Reproduce the records below exactly as they appear, omitting any pictures they contain.

▶ **Raw data**
[Start]
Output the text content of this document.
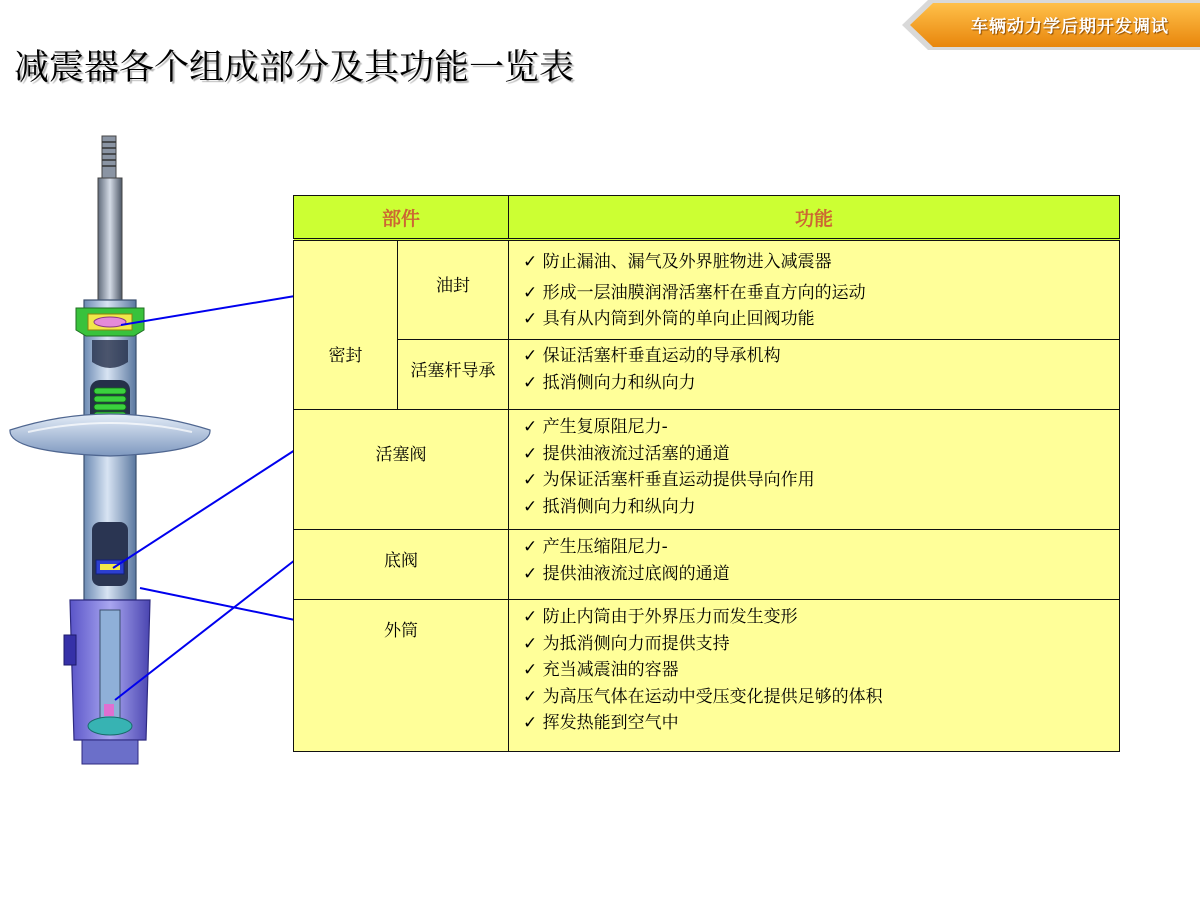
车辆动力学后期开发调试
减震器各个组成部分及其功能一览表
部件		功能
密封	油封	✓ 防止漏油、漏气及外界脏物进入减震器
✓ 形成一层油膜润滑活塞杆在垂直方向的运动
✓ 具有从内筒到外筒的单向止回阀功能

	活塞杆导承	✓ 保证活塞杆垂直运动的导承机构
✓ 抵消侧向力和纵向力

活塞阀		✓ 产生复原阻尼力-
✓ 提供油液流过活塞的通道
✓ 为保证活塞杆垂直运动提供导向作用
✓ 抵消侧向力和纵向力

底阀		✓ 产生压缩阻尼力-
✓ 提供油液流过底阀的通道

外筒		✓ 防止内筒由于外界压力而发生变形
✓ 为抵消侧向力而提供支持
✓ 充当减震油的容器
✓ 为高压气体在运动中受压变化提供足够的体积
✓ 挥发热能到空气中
[End]
▶ **Full output**
Output the text content of this document.
车辆动力学后期开发调试
减震器各个组成部分及其功能一览表
部件		功能
密封	油封	✓ 防止漏油、漏气及外界脏物进入减震器
✓ 形成一层油膜润滑活塞杆在垂直方向的运动
✓ 具有从内筒到外筒的单向止回阀功能

	活塞杆导承	✓ 保证活塞杆垂直运动的导承机构
✓ 抵消侧向力和纵向力

活塞阀		✓ 产生复原阻尼力-
✓ 提供油液流过活塞的通道
✓ 为保证活塞杆垂直运动提供导向作用
✓ 抵消侧向力和纵向力

底阀		✓ 产生压缩阻尼力-
✓ 提供油液流过底阀的通道

外筒		✓ 防止内筒由于外界压力而发生变形
✓ 为抵消侧向力而提供支持
✓ 充当减震油的容器
✓ 为高压气体在运动中受压变化提供足够的体积
✓ 挥发热能到空气中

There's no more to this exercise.